Begin RECORDS SHOWN
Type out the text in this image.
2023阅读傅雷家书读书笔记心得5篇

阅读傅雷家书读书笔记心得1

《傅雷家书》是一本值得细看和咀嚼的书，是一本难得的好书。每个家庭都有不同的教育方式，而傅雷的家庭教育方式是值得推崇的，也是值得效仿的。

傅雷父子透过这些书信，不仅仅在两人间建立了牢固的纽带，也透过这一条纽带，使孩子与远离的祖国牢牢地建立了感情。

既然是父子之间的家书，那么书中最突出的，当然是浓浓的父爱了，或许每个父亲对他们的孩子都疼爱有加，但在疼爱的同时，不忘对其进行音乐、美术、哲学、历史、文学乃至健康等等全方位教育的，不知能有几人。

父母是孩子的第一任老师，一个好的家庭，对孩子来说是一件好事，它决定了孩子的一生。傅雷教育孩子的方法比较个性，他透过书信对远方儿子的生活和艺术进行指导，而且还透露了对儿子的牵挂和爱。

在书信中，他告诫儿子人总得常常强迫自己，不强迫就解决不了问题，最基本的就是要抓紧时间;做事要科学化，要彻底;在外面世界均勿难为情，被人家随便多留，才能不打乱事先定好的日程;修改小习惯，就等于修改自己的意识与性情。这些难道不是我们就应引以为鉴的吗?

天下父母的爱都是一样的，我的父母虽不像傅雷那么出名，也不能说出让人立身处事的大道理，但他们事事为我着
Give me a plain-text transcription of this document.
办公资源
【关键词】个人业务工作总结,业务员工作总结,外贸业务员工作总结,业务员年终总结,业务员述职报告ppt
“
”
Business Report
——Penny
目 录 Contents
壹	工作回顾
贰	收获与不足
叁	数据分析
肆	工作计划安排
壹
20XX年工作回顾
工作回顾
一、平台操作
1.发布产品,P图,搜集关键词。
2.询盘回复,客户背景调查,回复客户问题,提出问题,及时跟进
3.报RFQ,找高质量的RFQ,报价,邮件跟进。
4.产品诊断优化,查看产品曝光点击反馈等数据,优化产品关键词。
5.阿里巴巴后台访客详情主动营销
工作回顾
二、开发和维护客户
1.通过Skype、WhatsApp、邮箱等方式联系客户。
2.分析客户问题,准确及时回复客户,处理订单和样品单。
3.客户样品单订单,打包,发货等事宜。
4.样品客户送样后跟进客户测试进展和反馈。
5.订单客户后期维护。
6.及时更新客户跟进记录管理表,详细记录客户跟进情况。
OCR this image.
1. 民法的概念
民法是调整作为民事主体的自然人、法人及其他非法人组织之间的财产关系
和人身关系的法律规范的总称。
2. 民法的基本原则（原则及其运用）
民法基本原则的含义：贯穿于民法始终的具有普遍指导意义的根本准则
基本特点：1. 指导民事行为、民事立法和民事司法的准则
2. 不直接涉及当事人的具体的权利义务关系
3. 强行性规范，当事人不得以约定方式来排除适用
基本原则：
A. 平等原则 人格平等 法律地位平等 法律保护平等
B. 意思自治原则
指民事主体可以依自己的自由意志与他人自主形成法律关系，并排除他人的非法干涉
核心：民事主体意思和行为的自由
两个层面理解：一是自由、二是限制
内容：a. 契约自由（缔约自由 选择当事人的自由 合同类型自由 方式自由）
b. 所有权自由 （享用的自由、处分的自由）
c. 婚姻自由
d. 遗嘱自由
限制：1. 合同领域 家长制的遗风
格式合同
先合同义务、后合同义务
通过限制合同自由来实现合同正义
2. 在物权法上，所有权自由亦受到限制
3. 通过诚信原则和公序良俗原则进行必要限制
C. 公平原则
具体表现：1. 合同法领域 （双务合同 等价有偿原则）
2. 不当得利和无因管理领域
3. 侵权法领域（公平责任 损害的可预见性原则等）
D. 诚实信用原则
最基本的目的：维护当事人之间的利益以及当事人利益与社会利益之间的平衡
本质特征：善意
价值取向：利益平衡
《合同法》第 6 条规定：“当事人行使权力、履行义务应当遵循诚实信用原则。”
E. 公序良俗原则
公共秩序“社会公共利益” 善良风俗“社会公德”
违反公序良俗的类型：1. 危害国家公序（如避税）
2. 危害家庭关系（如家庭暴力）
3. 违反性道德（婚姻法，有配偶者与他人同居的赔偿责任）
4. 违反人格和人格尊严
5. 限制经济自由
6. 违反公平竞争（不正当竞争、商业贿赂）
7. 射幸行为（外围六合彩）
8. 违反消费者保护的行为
End RECORDS SHOWN
#### EXERCISE
Write the listing out again, exactly as it reads.

#### SOLUTION FOR THIS EXERCISE
Type out the text in this image.
2023阅读傅雷家书读书笔记心得5篇

阅读傅雷家书读书笔记心得1

《傅雷家书》是一本值得细看和咀嚼的书，是一本难得的好书。每个家庭都有不同的教育方式，而傅雷的家庭教育方式是值得推崇的，也是值得效仿的。

傅雷父子透过这些书信，不仅仅在两人间建立了牢固的纽带，也透过这一条纽带，使孩子与远离的祖国牢牢地建立了感情。

既然是父子之间的家书，那么书中最突出的，当然是浓浓的父爱了，或许每个父亲对他们的孩子都疼爱有加，但在疼爱的同时，不忘对其进行音乐、美术、哲学、历史、文学乃至健康等等全方位教育的，不知能有几人。

父母是孩子的第一任老师，一个好的家庭，对孩子来说是一件好事，它决定了孩子的一生。傅雷教育孩子的方法比较个性，他透过书信对远方儿子的生活和艺术进行指导，而且还透露了对儿子的牵挂和爱。

在书信中，他告诫儿子人总得常常强迫自己，不强迫就解决不了问题，最基本的就是要抓紧时间;做事要科学化，要彻底;在外面世界均勿难为情，被人家随便多留，才能不打乱事先定好的日程;修改小习惯，就等于修改自己的意识与性情。这些难道不是我们就应引以为鉴的吗?

天下父母的爱都是一样的，我的父母虽不像傅雷那么出名，也不能说出让人立身处事的大道理，但他们事事为我着
Give me a plain-text transcription of this document.
办公资源
【关键词】个人业务工作总结,业务员工作总结,外贸业务员工作总结,业务员年终总结,业务员述职报告ppt
“
”
Business Report
——Penny
目 录 Contents
壹	工作回顾
贰	收获与不足
叁	数据分析
肆	工作计划安排
壹
20XX年工作回顾
工作回顾
一、平台操作
1.发布产品,P图,搜集关键词。
2.询盘回复,客户背景调查,回复客户问题,提出问题,及时跟进
3.报RFQ,找高质量的RFQ,报价,邮件跟进。
4.产品诊断优化,查看产品曝光点击反馈等数据,优化产品关键词。
5.阿里巴巴后台访客详情主动营销
工作回顾
二、开发和维护客户
1.通过Skype、WhatsApp、邮箱等方式联系客户。
2.分析客户问题,准确及时回复客户,处理订单和样品单。
3.客户样品单订单,打包,发货等事宜。
4.样品客户送样后跟进客户测试进展和反馈。
5.订单客户后期维护。
6.及时更新客户跟进记录管理表,详细记录客户跟进情况。
OCR this image.
1. 民法的概念
民法是调整作为民事主体的自然人、法人及其他非法人组织之间的财产关系
和人身关系的法律规范的总称。
2. 民法的基本原则（原则及其运用）
民法基本原则的含义：贯穿于民法始终的具有普遍指导意义的根本准则
基本特点：1. 指导民事行为、民事立法和民事司法的准则
2. 不直接涉及当事人的具体的权利义务关系
3. 强行性规范，当事人不得以约定方式来排除适用
基本原则：
A. 平等原则 人格平等 法律地位平等 法律保护平等
B. 意思自治原则
指民事主体可以依自己的自由意志与他人自主形成法律关系，并排除他人的非法干涉
核心：民事主体意思和行为的自由
两个层面理解：一是自由、二是限制
内容：a. 契约自由（缔约自由 选择当事人的自由 合同类型自由 方式自由）
b. 所有权自由 （享用的自由、处分的自由）
c. 婚姻自由
d. 遗嘱自由
限制：1. 合同领域 家长制的遗风
格式合同
先合同义务、后合同义务
通过限制合同自由来实现合同正义
2. 在物权法上，所有权自由亦受到限制
3. 通过诚信原则和公序良俗原则进行必要限制
C. 公平原则
具体表现：1. 合同法领域 （双务合同 等价有偿原则）
2. 不当得利和无因管理领域
3. 侵权法领域（公平责任 损害的可预见性原则等）
D. 诚实信用原则
最基本的目的：维护当事人之间的利益以及当事人利益与社会利益之间的平衡
本质特征：善意
价值取向：利益平衡
《合同法》第 6 条规定：“当事人行使权力、履行义务应当遵循诚实信用原则。”
E. 公序良俗原则
公共秩序“社会公共利益” 善良风俗“社会公德”
违反公序良俗的类型：1. 危害国家公序（如避税）
2. 危害家庭关系（如家庭暴力）
3. 违反性道德（婚姻法，有配偶者与他人同居的赔偿责任）
4. 违反人格和人格尊严
5. 限制经济自由
6. 违反公平竞争（不正当竞争、商业贿赂）
7. 射幸行为（外围六合彩）
8. 违反消费者保护的行为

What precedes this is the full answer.